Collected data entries
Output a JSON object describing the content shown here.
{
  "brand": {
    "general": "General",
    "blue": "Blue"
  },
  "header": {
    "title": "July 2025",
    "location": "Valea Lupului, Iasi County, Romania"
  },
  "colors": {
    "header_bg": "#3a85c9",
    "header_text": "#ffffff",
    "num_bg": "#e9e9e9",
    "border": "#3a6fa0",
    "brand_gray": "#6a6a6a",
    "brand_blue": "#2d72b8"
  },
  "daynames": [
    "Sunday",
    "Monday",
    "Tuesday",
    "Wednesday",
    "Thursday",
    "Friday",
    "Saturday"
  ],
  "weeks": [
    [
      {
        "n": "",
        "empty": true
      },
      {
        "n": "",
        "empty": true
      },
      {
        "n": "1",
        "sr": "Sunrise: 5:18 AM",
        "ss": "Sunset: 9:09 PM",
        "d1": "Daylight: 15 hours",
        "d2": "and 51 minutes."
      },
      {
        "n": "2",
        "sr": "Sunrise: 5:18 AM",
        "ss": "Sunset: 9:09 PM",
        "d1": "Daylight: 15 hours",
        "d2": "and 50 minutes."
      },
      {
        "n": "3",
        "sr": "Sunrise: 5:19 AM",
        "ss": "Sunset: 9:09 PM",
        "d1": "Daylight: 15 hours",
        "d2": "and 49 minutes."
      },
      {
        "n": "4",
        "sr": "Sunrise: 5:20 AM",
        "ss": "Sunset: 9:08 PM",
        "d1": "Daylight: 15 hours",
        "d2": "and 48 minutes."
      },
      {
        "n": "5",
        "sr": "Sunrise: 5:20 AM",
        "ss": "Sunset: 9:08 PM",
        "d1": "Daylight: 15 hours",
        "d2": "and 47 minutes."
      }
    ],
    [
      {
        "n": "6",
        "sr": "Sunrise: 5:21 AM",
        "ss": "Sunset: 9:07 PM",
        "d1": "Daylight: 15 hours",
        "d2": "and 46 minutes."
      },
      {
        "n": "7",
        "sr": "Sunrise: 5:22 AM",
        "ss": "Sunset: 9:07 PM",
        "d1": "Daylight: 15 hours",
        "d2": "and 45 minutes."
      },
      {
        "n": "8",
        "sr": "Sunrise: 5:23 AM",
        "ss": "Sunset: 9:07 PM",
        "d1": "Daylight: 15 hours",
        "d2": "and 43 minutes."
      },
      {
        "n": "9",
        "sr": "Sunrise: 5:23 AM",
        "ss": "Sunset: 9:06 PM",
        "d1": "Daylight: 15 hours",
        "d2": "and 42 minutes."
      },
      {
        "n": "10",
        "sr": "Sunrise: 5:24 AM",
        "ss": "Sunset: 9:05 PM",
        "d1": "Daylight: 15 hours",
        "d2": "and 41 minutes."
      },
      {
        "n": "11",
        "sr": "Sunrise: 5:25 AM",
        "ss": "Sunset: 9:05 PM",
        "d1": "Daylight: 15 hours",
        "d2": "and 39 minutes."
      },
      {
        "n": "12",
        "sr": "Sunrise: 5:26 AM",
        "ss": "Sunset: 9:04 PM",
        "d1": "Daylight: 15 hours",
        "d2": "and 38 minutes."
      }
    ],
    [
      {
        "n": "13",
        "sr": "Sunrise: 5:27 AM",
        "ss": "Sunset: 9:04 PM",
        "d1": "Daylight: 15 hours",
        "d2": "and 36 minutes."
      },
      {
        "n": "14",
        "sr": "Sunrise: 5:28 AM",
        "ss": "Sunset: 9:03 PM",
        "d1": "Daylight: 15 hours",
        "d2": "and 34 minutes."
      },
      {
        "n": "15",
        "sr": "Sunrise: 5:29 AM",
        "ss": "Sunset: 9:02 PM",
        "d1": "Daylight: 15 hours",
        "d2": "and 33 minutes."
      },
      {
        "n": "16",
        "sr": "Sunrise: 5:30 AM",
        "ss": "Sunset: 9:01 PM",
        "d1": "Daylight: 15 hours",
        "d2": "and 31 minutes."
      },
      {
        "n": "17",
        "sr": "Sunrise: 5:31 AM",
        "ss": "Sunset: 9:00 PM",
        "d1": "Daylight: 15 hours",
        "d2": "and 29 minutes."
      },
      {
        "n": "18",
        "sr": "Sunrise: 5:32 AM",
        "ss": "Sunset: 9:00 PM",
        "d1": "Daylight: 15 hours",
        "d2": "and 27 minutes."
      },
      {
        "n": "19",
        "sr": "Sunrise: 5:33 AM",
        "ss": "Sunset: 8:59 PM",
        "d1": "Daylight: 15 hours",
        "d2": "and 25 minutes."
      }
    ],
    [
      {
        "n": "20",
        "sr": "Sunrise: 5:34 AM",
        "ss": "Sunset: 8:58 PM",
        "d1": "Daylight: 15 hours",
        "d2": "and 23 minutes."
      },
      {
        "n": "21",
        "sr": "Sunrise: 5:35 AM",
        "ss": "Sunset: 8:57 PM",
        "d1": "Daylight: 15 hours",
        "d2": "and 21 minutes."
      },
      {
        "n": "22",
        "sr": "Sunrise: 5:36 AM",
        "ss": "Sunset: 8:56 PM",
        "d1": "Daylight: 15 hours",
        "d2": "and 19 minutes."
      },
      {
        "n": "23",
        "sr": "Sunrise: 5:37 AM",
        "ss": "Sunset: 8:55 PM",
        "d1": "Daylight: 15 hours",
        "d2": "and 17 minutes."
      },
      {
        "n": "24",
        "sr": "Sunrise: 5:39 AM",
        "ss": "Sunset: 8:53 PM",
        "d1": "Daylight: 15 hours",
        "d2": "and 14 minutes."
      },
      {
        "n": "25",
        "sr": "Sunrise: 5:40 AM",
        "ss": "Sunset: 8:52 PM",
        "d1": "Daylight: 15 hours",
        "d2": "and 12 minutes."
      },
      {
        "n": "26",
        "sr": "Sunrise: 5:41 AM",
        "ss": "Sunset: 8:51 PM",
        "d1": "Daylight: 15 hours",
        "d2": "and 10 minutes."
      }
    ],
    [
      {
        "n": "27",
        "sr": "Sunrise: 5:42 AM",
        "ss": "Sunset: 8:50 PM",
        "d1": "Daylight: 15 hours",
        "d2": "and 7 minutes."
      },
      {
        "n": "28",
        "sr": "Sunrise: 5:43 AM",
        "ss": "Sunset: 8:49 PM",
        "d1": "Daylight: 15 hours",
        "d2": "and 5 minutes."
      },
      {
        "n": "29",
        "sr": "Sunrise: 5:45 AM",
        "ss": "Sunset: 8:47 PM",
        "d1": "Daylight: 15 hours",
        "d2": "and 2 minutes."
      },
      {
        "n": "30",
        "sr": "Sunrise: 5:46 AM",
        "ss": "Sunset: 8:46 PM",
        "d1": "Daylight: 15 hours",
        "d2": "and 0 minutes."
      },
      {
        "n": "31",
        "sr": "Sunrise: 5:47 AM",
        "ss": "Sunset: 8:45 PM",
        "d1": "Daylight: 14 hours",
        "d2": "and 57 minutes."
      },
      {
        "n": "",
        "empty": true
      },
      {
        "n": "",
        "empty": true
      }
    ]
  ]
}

_TASK STATEMENT_: Copy all data exactly, start to finish.

_TASK RESPONSE_:
Output a JSON object describing the content shown here.
{
  "brand": {
    "general": "General",
    "blue": "Blue"
  },
  "header": {
    "title": "July 2025",
    "location": "Valea Lupului, Iasi County, Romania"
  },
  "colors": {
    "header_bg": "#3a85c9",
    "header_text": "#ffffff",
    "num_bg": "#e9e9e9",
    "border": "#3a6fa0",
    "brand_gray": "#6a6a6a",
    "brand_blue": "#2d72b8"
  },
  "daynames": [
    "Sunday",
    "Monday",
    "Tuesday",
    "Wednesday",
    "Thursday",
    "Friday",
    "Saturday"
  ],
  "weeks": [
    [
      {
        "n": "",
        "empty": true
      },
      {
        "n": "",
        "empty": true
      },
      {
        "n": "1",
        "sr": "Sunrise: 5:18 AM",
        "ss": "Sunset: 9:09 PM",
        "d1": "Daylight: 15 hours",
        "d2": "and 51 minutes."
      },
      {
        "n": "2",
        "sr": "Sunrise: 5:18 AM",
        "ss": "Sunset: 9:09 PM",
        "d1": "Daylight: 15 hours",
        "d2": "and 50 minutes."
      },
      {
        "n": "3",
        "sr": "Sunrise: 5:19 AM",
        "ss": "Sunset: 9:09 PM",
        "d1": "Daylight: 15 hours",
        "d2": "and 49 minutes."
      },
      {
        "n": "4",
        "sr": "Sunrise: 5:20 AM",
        "ss": "Sunset: 9:08 PM",
        "d1": "Daylight: 15 hours",
        "d2": "and 48 minutes."
      },
      {
        "n": "5",
        "sr": "Sunrise: 5:20 AM",
        "ss": "Sunset: 9:08 PM",
        "d1": "Daylight: 15 hours",
        "d2": "and 47 minutes."
      }
    ],
    [
      {
        "n": "6",
        "sr": "Sunrise: 5:21 AM",
        "ss": "Sunset: 9:07 PM",
        "d1": "Daylight: 15 hours",
        "d2": "and 46 minutes."
      },
      {
        "n": "7",
        "sr": "Sunrise: 5:22 AM",
        "ss": "Sunset: 9:07 PM",
        "d1": "Daylight: 15 hours",
        "d2": "and 45 minutes."
      },
      {
        "n": "8",
        "sr": "Sunrise: 5:23 AM",
        "ss": "Sunset: 9:07 PM",
        "d1": "Daylight: 15 hours",
        "d2": "and 43 minutes."
      },
      {
        "n": "9",
        "sr": "Sunrise: 5:23 AM",
        "ss": "Sunset: 9:06 PM",
        "d1": "Daylight: 15 hours",
        "d2": "and 42 minutes."
      },
      {
        "n": "10",
        "sr": "Sunrise: 5:24 AM",
        "ss": "Sunset: 9:05 PM",
        "d1": "Daylight: 15 hours",
        "d2": "and 41 minutes."
      },
      {
        "n": "11",
        "sr": "Sunrise: 5:25 AM",
        "ss": "Sunset: 9:05 PM",
        "d1": "Daylight: 15 hours",
        "d2": "and 39 minutes."
      },
      {
        "n": "12",
        "sr": "Sunrise: 5:26 AM",
        "ss": "Sunset: 9:04 PM",
        "d1": "Daylight: 15 hours",
        "d2": "and 38 minutes."
      }
    ],
    [
      {
        "n": "13",
        "sr": "Sunrise: 5:27 AM",
        "ss": "Sunset: 9:04 PM",
        "d1": "Daylight: 15 hours",
        "d2": "and 36 minutes."
      },
      {
        "n": "14",
        "sr": "Sunrise: 5:28 AM",
        "ss": "Sunset: 9:03 PM",
        "d1": "Daylight: 15 hours",
        "d2": "and 34 minutes."
      },
      {
        "n": "15",
        "sr": "Sunrise: 5:29 AM",
        "ss": "Sunset: 9:02 PM",
        "d1": "Daylight: 15 hours",
        "d2": "and 33 minutes."
      },
      {
        "n": "16",
        "sr": "Sunrise: 5:30 AM",
        "ss": "Sunset: 9:01 PM",
        "d1": "Daylight: 15 hours",
        "d2": "and 31 minutes."
      },
      {
        "n": "17",
        "sr": "Sunrise: 5:31 AM",
        "ss": "Sunset: 9:00 PM",
        "d1": "Daylight: 15 hours",
        "d2": "and 29 minutes."
      },
      {
        "n": "18",
        "sr": "Sunrise: 5:32 AM",
        "ss": "Sunset: 9:00 PM",
        "d1": "Daylight: 15 hours",
        "d2": "and 27 minutes."
      },
      {
        "n": "19",
        "sr": "Sunrise: 5:33 AM",
        "ss": "Sunset: 8:59 PM",
        "d1": "Daylight: 15 hours",
        "d2": "and 25 minutes."
      }
    ],
    [
      {
        "n": "20",
        "sr": "Sunrise: 5:34 AM",
        "ss": "Sunset: 8:58 PM",
        "d1": "Daylight: 15 hours",
        "d2": "and 23 minutes."
      },
      {
        "n": "21",
        "sr": "Sunrise: 5:35 AM",
        "ss": "Sunset: 8:57 PM",
        "d1": "Daylight: 15 hours",
        "d2": "and 21 minutes."
      },
      {
        "n": "22",
        "sr": "Sunrise: 5:36 AM",
        "ss": "Sunset: 8:56 PM",
        "d1": "Daylight: 15 hours",
        "d2": "and 19 minutes."
      },
      {
        "n": "23",
        "sr": "Sunrise: 5:37 AM",
        "ss": "Sunset: 8:55 PM",
        "d1": "Daylight: 15 hours",
        "d2": "and 17 minutes."
      },
      {
        "n": "24",
        "sr": "Sunrise: 5:39 AM",
        "ss": "Sunset: 8:53 PM",
        "d1": "Daylight: 15 hours",
        "d2": "and 14 minutes."
      },
      {
        "n": "25",
        "sr": "Sunrise: 5:40 AM",
        "ss": "Sunset: 8:52 PM",
        "d1": "Daylight: 15 hours",
        "d2": "and 12 minutes."
      },
      {
        "n": "26",
        "sr": "Sunrise: 5:41 AM",
        "ss": "Sunset: 8:51 PM",
        "d1": "Daylight: 15 hours",
        "d2": "and 10 minutes."
      }
    ],
    [
      {
        "n": "27",
        "sr": "Sunrise: 5:42 AM",
        "ss": "Sunset: 8:50 PM",
        "d1": "Daylight: 15 hours",
        "d2": "and 7 minutes."
      },
      {
        "n": "28",
        "sr": "Sunrise: 5:43 AM",
        "ss": "Sunset: 8:49 PM",
        "d1": "Daylight: 15 hours",
        "d2": "and 5 minutes."
      },
      {
        "n": "29",
        "sr": "Sunrise: 5:45 AM",
        "ss": "Sunset: 8:47 PM",
        "d1": "Daylight: 15 hours",
        "d2": "and 2 minutes."
      },
      {
        "n": "30",
        "sr": "Sunrise: 5:46 AM",
        "ss": "Sunset: 8:46 PM",
        "d1": "Daylight: 15 hours",
        "d2": "and 0 minutes."
      },
      {
        "n": "31",
        "sr": "Sunrise: 5:47 AM",
        "ss": "Sunset: 8:45 PM",
        "d1": "Daylight: 14 hours",
        "d2": "and 57 minutes."
      },
      {
        "n": "",
        "empty": true
      },
      {
        "n": "",
        "empty": true
      }
    ]
  ]
}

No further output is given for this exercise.